● WHAT IS ASKED: Every record that follows should be printed verbatim.

>>>>>

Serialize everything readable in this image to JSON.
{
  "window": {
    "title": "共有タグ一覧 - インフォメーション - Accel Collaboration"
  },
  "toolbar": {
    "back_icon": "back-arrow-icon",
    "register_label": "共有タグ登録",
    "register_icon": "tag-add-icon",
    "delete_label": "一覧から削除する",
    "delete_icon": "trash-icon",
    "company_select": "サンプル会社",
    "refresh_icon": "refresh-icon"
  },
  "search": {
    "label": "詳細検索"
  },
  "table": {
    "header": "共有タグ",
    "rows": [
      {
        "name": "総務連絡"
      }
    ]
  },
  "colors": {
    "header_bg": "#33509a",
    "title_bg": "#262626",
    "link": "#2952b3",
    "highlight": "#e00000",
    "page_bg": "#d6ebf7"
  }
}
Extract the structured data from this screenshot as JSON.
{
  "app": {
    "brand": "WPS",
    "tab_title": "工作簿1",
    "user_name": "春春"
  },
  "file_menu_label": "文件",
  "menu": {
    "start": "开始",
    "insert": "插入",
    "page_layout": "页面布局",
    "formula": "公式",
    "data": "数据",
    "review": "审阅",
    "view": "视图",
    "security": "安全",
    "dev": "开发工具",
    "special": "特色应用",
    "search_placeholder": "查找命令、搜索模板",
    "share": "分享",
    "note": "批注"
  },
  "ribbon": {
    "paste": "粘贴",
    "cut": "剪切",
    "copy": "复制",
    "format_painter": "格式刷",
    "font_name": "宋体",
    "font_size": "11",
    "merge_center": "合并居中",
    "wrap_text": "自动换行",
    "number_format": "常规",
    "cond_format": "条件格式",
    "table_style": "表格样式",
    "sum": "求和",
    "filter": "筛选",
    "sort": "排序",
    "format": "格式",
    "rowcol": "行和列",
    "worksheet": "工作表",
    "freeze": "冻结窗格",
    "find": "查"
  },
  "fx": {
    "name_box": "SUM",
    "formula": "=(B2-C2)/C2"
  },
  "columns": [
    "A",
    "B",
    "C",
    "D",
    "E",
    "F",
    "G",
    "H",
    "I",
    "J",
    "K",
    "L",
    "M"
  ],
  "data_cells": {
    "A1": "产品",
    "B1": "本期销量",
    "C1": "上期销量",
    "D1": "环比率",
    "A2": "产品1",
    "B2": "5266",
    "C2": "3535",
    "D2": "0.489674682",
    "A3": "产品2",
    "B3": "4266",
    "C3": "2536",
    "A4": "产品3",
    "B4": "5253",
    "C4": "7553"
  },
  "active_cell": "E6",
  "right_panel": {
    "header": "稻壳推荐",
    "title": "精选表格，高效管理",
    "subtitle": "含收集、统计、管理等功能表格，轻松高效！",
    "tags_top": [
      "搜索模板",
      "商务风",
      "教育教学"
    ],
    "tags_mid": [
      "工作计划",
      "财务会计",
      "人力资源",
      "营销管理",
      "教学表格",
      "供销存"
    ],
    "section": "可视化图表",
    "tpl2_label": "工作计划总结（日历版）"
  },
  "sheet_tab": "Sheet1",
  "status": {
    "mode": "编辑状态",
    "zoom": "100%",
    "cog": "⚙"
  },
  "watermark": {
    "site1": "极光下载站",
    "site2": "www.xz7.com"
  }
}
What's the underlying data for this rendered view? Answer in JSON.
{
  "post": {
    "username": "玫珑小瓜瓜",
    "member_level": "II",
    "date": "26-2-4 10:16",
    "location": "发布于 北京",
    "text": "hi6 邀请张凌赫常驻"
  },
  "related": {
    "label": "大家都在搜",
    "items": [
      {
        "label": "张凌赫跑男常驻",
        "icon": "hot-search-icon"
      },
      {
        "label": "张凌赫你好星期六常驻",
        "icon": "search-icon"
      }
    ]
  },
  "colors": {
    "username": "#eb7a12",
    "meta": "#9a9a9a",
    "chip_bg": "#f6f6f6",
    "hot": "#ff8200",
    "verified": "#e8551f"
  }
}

<<<<<

● THE SOLUTION:
Serialize everything readable in this image to JSON.
{
  "window": {
    "title": "共有タグ一覧 - インフォメーション - Accel Collaboration"
  },
  "toolbar": {
    "back_icon": "back-arrow-icon",
    "register_label": "共有タグ登録",
    "register_icon": "tag-add-icon",
    "delete_label": "一覧から削除する",
    "delete_icon": "trash-icon",
    "company_select": "サンプル会社",
    "refresh_icon": "refresh-icon"
  },
  "search": {
    "label": "詳細検索"
  },
  "table": {
    "header": "共有タグ",
    "rows": [
      {
        "name": "総務連絡"
      }
    ]
  },
  "colors": {
    "header_bg": "#33509a",
    "title_bg": "#262626",
    "link": "#2952b3",
    "highlight": "#e00000",
    "page_bg": "#d6ebf7"
  }
}
Extract the structured data from this screenshot as JSON.
{
  "app": {
    "brand": "WPS",
    "tab_title": "工作簿1",
    "user_name": "春春"
  },
  "file_menu_label": "文件",
  "menu": {
    "start": "开始",
    "insert": "插入",
    "page_layout": "页面布局",
    "formula": "公式",
    "data": "数据",
    "review": "审阅",
    "view": "视图",
    "security": "安全",
    "dev": "开发工具",
    "special": "特色应用",
    "search_placeholder": "查找命令、搜索模板",
    "share": "分享",
    "note": "批注"
  },
  "ribbon": {
    "paste": "粘贴",
    "cut": "剪切",
    "copy": "复制",
    "format_painter": "格式刷",
    "font_name": "宋体",
    "font_size": "11",
    "merge_center": "合并居中",
    "wrap_text": "自动换行",
    "number_format": "常规",
    "cond_format": "条件格式",
    "table_style": "表格样式",
    "sum": "求和",
    "filter": "筛选",
    "sort": "排序",
    "format": "格式",
    "rowcol": "行和列",
    "worksheet": "工作表",
    "freeze": "冻结窗格",
    "find": "查"
  },
  "fx": {
    "name_box": "SUM",
    "formula": "=(B2-C2)/C2"
  },
  "columns": [
    "A",
    "B",
    "C",
    "D",
    "E",
    "F",
    "G",
    "H",
    "I",
    "J",
    "K",
    "L",
    "M"
  ],
  "data_cells": {
    "A1": "产品",
    "B1": "本期销量",
    "C1": "上期销量",
    "D1": "环比率",
    "A2": "产品1",
    "B2": "5266",
    "C2": "3535",
    "D2": "0.489674682",
    "A3": "产品2",
    "B3": "4266",
    "C3": "2536",
    "A4": "产品3",
    "B4": "5253",
    "C4": "7553"
  },
  "active_cell": "E6",
  "right_panel": {
    "header": "稻壳推荐",
    "title": "精选表格，高效管理",
    "subtitle": "含收集、统计、管理等功能表格，轻松高效！",
    "tags_top": [
      "搜索模板",
      "商务风",
      "教育教学"
    ],
    "tags_mid": [
      "工作计划",
      "财务会计",
      "人力资源",
      "营销管理",
      "教学表格",
      "供销存"
    ],
    "section": "可视化图表",
    "tpl2_label": "工作计划总结（日历版）"
  },
  "sheet_tab": "Sheet1",
  "status": {
    "mode": "编辑状态",
    "zoom": "100%",
    "cog": "⚙"
  },
  "watermark": {
    "site1": "极光下载站",
    "site2": "www.xz7.com"
  }
}
What's the underlying data for this rendered view? Answer in JSON.
{
  "post": {
    "username": "玫珑小瓜瓜",
    "member_level": "II",
    "date": "26-2-4 10:16",
    "location": "发布于 北京",
    "text": "hi6 邀请张凌赫常驻"
  },
  "related": {
    "label": "大家都在搜",
    "items": [
      {
        "label": "张凌赫跑男常驻",
        "icon": "hot-search-icon"
      },
      {
        "label": "张凌赫你好星期六常驻",
        "icon": "search-icon"
      }
    ]
  },
  "colors": {
    "username": "#eb7a12",
    "meta": "#9a9a9a",
    "chip_bg": "#f6f6f6",
    "hot": "#ff8200",
    "verified": "#e8551f"
  }
}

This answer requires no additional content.